Saved entries:
• • •

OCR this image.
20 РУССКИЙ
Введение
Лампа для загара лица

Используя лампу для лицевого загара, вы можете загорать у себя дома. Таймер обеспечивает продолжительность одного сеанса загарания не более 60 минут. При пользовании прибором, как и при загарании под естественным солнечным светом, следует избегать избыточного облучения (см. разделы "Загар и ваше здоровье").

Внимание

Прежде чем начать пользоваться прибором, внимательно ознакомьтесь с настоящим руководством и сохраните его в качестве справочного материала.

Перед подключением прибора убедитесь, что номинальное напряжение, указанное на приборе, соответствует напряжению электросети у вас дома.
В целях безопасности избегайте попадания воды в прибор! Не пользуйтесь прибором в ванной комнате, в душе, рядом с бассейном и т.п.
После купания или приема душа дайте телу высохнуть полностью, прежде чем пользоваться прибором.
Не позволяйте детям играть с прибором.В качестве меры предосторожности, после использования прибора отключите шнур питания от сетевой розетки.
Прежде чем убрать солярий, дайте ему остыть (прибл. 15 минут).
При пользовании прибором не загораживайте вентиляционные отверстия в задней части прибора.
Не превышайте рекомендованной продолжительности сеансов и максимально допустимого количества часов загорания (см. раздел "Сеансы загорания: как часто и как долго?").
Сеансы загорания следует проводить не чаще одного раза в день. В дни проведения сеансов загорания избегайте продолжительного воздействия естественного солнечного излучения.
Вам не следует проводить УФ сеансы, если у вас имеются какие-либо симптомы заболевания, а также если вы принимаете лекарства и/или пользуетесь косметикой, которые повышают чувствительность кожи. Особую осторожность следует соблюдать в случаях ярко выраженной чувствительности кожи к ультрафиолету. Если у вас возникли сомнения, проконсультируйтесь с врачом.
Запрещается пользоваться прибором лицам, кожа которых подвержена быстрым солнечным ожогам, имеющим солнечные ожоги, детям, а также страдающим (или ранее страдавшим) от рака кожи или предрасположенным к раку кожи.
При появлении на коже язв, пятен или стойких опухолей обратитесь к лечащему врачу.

• • •

Task brief »
Choose all lines containing the string "также" and copy them out.

Result of this task »
Вам не следует проводить УФ сеансы, если у вас имеются какие-либо симптомы заболевания, а также если вы принимаете лекарства и/или пользуетесь косметикой, которые повышают чувствительность кожи. Особую осторожность следует соблюдать в случаях ярко выраженной чувствительности кожи к ультрафиолету. Если у вас возникли сомнения, проконсультируйтесь с врачом.
Запрещается пользоваться прибором лицам, кожа которых подвержена быстрым солнечным ожогам, имеющим солнечные ожоги, детям, а также страдающим (или ранее страдавшим) от рака кожи или предрасположенным к раку кожи.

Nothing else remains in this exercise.